++++ Records for processing ++++

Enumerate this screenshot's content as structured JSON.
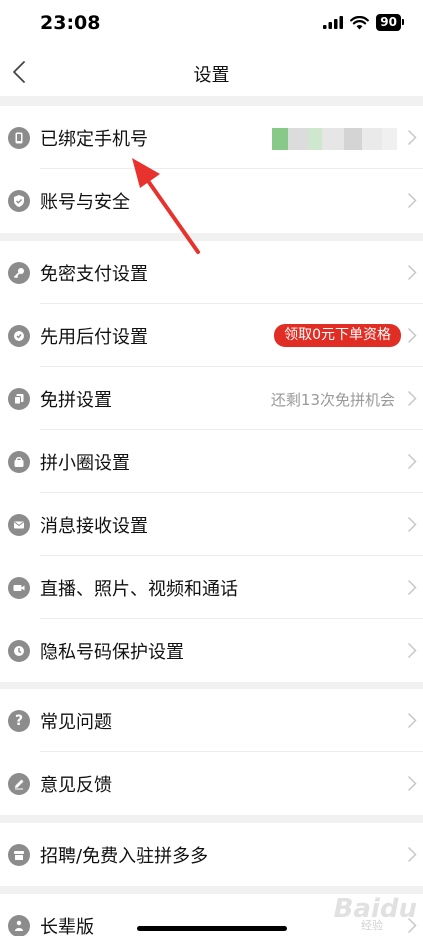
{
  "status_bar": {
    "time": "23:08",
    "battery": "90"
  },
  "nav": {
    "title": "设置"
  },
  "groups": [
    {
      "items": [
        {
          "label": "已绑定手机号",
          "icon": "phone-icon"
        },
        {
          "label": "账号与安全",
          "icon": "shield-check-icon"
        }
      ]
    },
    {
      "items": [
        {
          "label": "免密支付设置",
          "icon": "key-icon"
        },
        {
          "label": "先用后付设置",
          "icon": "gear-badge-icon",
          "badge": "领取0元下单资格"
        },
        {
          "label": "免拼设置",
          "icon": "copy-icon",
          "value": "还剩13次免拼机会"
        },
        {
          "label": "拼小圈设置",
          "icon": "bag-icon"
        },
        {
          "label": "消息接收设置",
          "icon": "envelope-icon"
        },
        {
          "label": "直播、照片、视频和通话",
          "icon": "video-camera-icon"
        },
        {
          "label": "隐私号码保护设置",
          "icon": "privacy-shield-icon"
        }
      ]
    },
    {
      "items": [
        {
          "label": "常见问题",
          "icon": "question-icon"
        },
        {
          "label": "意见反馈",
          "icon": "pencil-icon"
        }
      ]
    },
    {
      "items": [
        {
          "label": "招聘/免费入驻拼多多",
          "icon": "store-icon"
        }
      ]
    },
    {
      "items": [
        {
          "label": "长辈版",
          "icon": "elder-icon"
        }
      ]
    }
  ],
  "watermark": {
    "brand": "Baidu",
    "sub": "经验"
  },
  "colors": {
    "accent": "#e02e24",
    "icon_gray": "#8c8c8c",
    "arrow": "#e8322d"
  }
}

++++
++++ Records for processing ++++

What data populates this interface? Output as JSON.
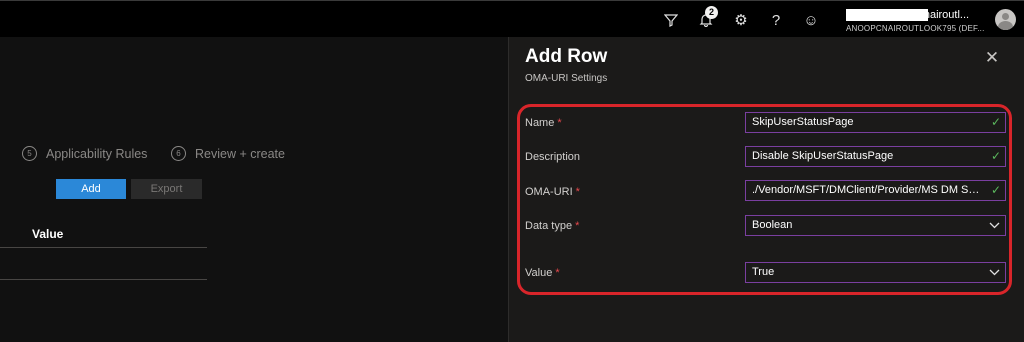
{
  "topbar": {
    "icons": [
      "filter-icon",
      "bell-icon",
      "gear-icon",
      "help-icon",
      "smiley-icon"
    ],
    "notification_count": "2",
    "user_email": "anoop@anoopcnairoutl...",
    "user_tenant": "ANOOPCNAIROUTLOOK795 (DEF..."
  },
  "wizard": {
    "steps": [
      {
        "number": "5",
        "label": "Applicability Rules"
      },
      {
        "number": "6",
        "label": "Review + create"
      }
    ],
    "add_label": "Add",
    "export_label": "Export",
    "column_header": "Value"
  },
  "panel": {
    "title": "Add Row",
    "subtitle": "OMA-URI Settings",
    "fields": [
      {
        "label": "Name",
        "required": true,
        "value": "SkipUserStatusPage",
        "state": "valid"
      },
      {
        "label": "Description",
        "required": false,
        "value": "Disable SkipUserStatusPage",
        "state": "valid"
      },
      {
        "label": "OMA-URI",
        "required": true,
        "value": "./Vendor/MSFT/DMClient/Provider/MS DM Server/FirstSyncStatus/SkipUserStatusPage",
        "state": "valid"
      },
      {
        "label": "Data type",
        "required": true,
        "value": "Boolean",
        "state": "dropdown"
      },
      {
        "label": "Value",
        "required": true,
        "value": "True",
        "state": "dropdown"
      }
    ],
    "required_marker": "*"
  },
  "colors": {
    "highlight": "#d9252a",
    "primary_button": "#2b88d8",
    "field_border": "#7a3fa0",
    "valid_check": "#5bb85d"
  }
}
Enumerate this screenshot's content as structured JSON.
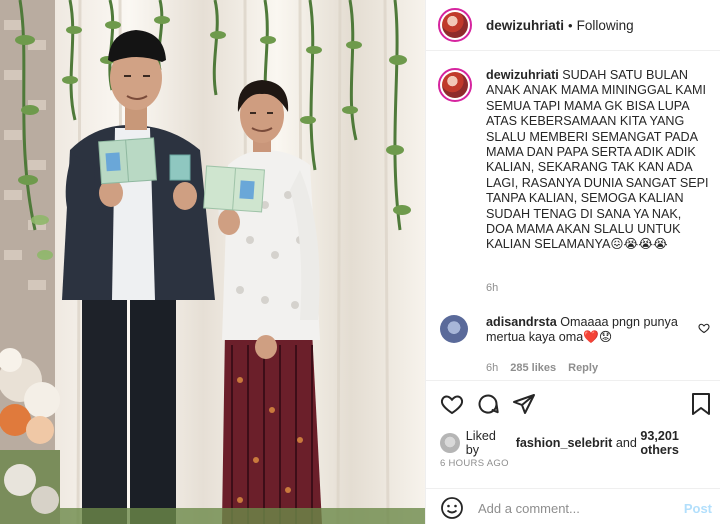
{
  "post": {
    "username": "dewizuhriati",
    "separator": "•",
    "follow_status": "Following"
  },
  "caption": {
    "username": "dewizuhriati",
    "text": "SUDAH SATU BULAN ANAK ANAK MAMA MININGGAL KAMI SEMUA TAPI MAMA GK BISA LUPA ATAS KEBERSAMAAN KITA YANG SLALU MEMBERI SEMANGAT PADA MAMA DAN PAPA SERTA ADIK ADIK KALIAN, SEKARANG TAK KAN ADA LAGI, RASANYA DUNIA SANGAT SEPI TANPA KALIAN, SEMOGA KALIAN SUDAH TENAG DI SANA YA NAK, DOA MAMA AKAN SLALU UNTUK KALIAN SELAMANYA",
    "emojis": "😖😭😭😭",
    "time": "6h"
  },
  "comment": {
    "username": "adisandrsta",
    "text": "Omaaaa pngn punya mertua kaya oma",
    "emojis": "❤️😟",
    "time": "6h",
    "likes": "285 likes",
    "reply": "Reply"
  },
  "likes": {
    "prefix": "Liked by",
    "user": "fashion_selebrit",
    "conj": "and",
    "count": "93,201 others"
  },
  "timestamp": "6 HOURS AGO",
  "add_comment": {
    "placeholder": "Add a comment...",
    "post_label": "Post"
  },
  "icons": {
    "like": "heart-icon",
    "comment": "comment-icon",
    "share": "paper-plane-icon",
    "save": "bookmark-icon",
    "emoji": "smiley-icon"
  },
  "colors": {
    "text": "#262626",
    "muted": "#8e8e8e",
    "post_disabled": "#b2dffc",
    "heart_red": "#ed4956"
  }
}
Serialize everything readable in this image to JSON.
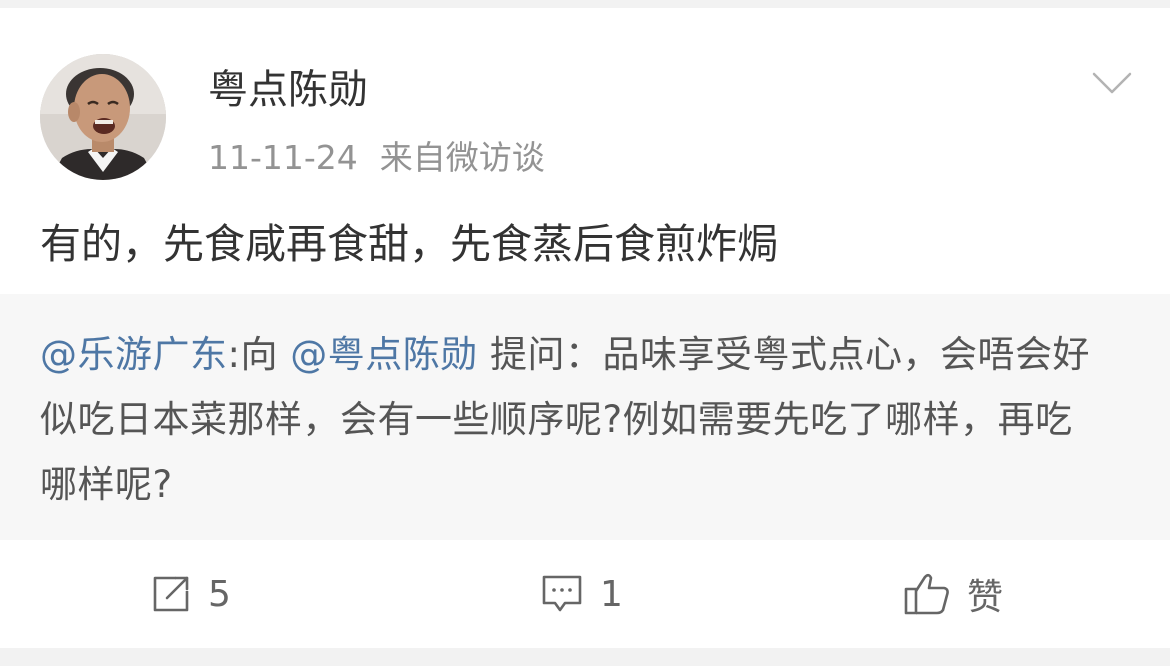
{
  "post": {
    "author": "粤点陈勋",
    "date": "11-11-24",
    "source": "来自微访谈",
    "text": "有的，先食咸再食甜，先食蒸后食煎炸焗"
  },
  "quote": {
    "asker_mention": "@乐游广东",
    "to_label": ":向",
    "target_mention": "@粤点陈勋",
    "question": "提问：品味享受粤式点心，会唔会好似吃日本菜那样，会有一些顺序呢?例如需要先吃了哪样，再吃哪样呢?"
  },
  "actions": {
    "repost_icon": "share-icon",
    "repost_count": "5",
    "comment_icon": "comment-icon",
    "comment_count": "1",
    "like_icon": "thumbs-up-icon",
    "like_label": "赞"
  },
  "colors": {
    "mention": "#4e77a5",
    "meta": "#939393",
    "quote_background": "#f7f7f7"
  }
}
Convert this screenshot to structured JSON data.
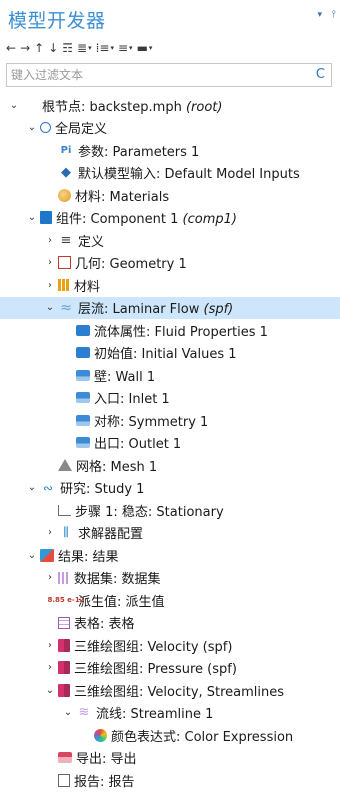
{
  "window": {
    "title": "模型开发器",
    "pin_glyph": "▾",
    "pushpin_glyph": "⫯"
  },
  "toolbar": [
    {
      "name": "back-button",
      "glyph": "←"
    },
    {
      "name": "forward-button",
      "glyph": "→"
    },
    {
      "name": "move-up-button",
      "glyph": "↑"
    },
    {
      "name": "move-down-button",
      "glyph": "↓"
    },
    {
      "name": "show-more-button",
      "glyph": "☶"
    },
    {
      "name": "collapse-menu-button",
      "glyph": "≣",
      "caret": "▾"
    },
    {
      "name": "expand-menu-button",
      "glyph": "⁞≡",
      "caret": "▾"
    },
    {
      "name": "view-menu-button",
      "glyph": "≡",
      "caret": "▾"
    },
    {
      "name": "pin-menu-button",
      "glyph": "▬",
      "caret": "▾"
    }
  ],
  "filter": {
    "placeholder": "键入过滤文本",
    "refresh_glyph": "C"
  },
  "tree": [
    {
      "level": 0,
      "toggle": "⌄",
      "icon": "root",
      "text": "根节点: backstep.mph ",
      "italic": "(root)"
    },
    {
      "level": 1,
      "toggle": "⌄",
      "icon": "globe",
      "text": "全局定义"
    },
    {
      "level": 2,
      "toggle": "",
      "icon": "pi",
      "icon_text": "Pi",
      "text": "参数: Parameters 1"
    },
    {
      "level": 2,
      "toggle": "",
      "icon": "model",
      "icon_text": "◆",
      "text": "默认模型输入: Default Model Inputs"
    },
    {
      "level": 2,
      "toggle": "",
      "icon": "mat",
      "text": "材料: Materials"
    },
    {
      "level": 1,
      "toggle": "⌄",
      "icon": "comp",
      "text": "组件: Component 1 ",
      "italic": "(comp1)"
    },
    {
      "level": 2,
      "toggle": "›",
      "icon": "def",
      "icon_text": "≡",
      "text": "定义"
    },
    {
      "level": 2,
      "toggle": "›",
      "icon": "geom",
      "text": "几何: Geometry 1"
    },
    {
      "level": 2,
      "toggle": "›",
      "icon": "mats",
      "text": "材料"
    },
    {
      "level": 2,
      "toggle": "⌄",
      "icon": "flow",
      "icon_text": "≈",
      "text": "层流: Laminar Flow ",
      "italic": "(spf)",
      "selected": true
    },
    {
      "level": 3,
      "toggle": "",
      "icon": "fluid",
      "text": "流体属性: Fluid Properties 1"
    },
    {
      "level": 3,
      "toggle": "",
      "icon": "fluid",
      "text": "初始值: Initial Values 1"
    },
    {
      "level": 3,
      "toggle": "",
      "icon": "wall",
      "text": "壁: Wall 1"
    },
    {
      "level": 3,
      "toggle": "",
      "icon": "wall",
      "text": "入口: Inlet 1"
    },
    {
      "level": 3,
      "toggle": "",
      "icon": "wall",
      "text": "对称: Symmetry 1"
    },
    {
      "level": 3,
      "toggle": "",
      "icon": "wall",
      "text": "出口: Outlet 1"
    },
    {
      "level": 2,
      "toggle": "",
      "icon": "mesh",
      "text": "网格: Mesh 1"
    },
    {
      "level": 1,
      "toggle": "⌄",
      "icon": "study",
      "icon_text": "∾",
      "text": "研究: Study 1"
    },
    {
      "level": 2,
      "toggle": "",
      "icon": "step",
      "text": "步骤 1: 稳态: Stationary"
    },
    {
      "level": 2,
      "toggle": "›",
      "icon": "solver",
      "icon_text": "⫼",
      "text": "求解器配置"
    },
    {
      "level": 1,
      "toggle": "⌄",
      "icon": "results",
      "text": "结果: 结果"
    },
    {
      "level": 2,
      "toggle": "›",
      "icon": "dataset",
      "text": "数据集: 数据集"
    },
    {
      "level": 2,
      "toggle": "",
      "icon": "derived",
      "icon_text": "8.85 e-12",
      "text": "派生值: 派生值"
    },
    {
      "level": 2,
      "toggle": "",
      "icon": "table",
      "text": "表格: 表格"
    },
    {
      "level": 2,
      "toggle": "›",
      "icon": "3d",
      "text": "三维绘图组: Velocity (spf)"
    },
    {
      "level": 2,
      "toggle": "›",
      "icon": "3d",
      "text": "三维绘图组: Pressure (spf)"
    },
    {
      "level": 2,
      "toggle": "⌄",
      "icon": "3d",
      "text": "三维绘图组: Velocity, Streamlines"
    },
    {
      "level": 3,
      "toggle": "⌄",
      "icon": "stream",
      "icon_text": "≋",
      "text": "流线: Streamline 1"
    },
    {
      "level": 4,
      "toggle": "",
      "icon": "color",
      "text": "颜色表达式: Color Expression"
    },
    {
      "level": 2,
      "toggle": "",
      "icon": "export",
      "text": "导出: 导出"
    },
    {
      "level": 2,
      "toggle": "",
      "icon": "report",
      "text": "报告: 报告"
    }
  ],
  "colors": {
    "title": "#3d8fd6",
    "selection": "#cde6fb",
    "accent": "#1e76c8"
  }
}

++++

■ **Aim**:
Look over the material above and show each line where "move" appears.

■ **Output for this task**:
      "name": "move-up-button",
      "name": "move-down-button",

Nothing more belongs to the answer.